== WORK TO BE COMPLETED ==
Reproduce the entries starting at the beginning and ending at the line containing "- overview-callout-4: 4: [577, 162, 589, 174]", substituting "step-marker" for every occurrence of "section-marker" and leaving everything else unchanged.

== ENTRIES PROVIDED ==

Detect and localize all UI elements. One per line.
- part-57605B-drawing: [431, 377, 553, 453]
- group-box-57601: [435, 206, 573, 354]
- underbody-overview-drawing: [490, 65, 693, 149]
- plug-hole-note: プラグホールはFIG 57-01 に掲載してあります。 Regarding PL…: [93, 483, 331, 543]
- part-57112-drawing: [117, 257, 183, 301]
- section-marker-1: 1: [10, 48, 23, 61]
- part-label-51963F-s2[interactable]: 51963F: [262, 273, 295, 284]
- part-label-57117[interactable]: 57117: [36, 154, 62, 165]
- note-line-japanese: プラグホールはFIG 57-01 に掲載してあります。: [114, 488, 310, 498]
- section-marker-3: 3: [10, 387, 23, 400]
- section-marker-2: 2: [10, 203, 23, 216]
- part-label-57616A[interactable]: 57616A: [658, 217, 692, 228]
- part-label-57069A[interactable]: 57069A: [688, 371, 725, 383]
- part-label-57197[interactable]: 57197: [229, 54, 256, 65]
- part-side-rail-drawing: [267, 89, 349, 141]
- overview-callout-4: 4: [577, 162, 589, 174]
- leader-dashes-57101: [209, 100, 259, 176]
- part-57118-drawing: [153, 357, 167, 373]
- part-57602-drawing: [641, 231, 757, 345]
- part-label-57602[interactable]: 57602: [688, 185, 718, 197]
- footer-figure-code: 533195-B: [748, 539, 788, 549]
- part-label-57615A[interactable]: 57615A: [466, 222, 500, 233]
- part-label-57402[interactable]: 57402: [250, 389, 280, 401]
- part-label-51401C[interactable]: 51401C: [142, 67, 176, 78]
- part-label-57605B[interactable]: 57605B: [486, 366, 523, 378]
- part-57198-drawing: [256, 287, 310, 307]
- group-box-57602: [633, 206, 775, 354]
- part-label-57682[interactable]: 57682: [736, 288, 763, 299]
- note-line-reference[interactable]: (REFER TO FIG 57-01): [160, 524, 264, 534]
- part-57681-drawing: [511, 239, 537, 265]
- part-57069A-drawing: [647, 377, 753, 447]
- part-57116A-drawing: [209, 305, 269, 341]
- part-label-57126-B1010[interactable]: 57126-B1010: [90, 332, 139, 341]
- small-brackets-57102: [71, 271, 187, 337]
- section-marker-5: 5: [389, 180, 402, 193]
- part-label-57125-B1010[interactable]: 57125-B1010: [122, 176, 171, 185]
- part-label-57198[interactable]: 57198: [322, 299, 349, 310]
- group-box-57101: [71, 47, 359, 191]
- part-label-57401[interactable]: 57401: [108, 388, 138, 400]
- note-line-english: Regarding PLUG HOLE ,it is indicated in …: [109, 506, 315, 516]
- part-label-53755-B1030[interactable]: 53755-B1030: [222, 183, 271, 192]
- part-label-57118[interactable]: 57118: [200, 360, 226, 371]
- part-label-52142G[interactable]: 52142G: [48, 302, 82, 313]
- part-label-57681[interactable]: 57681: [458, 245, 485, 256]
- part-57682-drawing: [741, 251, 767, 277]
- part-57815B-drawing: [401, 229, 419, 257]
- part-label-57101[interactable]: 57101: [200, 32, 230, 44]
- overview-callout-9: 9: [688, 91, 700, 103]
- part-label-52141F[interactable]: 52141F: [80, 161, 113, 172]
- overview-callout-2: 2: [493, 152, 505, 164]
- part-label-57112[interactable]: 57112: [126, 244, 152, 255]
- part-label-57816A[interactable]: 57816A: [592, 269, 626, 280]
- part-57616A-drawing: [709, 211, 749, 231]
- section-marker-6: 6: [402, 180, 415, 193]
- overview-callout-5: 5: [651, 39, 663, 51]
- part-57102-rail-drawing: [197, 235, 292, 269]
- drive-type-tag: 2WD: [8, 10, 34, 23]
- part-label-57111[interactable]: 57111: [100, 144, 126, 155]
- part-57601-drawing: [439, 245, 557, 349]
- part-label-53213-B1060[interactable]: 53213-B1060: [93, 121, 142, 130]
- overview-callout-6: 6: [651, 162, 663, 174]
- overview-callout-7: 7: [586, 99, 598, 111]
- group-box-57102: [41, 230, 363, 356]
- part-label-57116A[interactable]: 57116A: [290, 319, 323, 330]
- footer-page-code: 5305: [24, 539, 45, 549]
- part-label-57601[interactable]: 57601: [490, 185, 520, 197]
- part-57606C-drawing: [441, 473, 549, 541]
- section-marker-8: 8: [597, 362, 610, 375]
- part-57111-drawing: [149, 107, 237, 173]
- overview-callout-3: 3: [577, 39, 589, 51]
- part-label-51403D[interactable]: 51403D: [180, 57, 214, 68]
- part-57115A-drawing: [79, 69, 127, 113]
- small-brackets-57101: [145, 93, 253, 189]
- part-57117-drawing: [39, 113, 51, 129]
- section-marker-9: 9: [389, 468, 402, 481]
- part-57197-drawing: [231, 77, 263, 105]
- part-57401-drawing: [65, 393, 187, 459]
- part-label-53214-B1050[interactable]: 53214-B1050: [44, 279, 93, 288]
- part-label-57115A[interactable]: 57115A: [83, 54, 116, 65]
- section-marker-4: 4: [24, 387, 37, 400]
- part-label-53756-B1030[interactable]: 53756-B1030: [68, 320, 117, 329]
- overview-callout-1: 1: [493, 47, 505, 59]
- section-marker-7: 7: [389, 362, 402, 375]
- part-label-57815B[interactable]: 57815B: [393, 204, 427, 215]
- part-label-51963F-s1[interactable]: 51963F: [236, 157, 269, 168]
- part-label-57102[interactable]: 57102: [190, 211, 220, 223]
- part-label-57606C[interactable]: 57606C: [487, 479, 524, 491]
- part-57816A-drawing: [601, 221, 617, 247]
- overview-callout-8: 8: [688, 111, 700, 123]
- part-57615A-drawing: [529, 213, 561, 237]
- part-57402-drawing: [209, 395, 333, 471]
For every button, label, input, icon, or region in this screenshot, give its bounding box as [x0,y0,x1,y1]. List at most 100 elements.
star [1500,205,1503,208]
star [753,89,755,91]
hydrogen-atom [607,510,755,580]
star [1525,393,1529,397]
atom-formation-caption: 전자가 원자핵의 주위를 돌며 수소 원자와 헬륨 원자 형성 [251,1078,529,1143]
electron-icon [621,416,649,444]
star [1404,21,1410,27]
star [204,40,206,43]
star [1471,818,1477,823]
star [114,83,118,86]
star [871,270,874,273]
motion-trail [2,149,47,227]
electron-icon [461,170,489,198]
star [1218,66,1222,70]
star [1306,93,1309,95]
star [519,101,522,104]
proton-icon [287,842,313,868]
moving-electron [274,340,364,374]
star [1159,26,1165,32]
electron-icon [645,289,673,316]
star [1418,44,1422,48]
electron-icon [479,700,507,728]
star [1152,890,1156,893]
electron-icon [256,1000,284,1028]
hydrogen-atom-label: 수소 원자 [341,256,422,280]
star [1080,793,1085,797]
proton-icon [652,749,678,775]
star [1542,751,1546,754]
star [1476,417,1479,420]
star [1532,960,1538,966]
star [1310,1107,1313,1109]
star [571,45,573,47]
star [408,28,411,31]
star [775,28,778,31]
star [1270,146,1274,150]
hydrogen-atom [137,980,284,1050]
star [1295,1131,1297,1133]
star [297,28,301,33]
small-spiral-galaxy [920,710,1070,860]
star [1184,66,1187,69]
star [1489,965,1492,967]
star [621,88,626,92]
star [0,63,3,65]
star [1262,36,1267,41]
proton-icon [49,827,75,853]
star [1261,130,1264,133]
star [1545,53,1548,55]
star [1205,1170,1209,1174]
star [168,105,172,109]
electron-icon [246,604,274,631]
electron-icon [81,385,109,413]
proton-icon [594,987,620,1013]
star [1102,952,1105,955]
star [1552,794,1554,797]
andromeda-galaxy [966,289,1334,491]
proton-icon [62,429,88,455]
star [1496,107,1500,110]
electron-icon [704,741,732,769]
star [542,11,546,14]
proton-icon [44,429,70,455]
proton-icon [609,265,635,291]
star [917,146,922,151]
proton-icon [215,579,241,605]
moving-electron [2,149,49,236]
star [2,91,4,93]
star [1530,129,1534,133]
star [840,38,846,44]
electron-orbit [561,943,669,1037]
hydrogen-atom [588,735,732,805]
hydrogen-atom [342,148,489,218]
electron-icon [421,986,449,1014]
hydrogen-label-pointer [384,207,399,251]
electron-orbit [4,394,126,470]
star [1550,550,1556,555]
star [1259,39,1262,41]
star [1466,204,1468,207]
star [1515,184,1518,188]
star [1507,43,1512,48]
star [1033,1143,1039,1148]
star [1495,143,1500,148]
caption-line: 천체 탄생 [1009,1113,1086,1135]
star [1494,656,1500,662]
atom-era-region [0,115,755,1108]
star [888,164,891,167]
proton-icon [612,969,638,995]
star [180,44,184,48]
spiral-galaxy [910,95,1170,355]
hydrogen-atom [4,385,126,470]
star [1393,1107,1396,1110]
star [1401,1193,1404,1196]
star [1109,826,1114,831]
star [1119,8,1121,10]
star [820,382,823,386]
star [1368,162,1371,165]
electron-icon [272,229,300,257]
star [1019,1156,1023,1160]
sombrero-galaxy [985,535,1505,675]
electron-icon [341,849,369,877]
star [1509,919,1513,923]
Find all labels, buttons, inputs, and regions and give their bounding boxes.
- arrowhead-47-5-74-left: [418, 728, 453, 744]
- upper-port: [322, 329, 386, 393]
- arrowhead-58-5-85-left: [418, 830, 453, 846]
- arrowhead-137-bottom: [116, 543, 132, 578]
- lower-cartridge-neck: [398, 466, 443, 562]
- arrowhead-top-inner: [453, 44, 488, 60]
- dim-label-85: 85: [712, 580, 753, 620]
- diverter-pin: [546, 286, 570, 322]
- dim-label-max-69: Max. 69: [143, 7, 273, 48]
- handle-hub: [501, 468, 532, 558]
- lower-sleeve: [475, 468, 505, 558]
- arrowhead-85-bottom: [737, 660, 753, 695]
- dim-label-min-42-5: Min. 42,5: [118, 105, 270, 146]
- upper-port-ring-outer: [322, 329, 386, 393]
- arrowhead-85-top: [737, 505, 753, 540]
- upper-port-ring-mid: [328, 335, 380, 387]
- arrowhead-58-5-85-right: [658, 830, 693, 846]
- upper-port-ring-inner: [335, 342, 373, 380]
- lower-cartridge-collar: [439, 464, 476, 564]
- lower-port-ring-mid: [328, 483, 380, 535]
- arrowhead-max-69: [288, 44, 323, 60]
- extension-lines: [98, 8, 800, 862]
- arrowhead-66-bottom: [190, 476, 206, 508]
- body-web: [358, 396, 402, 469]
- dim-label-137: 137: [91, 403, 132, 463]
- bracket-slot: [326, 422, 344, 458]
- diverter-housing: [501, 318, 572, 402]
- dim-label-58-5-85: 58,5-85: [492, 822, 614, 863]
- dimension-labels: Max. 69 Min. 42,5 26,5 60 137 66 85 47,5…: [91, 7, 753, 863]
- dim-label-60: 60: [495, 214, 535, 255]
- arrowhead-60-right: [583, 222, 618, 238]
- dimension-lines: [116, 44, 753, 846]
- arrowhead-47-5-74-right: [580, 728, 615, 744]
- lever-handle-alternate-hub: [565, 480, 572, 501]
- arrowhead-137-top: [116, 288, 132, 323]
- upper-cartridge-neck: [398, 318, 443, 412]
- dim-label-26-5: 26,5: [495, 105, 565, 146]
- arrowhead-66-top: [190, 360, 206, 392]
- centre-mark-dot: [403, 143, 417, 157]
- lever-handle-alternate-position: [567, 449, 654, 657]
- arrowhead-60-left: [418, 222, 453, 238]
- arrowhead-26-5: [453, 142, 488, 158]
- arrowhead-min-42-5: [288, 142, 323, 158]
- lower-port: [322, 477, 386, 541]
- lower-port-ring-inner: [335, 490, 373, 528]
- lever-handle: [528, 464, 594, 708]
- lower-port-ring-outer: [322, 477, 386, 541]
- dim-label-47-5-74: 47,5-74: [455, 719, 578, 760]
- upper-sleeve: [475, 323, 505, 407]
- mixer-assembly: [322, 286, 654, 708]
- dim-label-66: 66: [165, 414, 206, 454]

== THE COMPLETED TASK ==
Detect and localize all UI elements. One per line.
- part-57605B-drawing: [431, 377, 553, 453]
- group-box-57601: [435, 206, 573, 354]
- underbody-overview-drawing: [490, 65, 693, 149]
- plug-hole-note: プラグホールはFIG 57-01 に掲載してあります。 Regarding PL…: [93, 483, 331, 543]
- part-57112-drawing: [117, 257, 183, 301]
- step-marker-1: 1: [10, 48, 23, 61]
- part-label-51963F-s2[interactable]: 51963F: [262, 273, 295, 284]
- part-label-57117[interactable]: 57117: [36, 154, 62, 165]
- note-line-japanese: プラグホールはFIG 57-01 に掲載してあります。: [114, 488, 310, 498]
- step-marker-3: 3: [10, 387, 23, 400]
- step-marker-2: 2: [10, 203, 23, 216]
- part-label-57616A[interactable]: 57616A: [658, 217, 692, 228]
- part-label-57069A[interactable]: 57069A: [688, 371, 725, 383]
- part-label-57197[interactable]: 57197: [229, 54, 256, 65]
- part-side-rail-drawing: [267, 89, 349, 141]
- overview-callout-4: 4: [577, 162, 589, 174]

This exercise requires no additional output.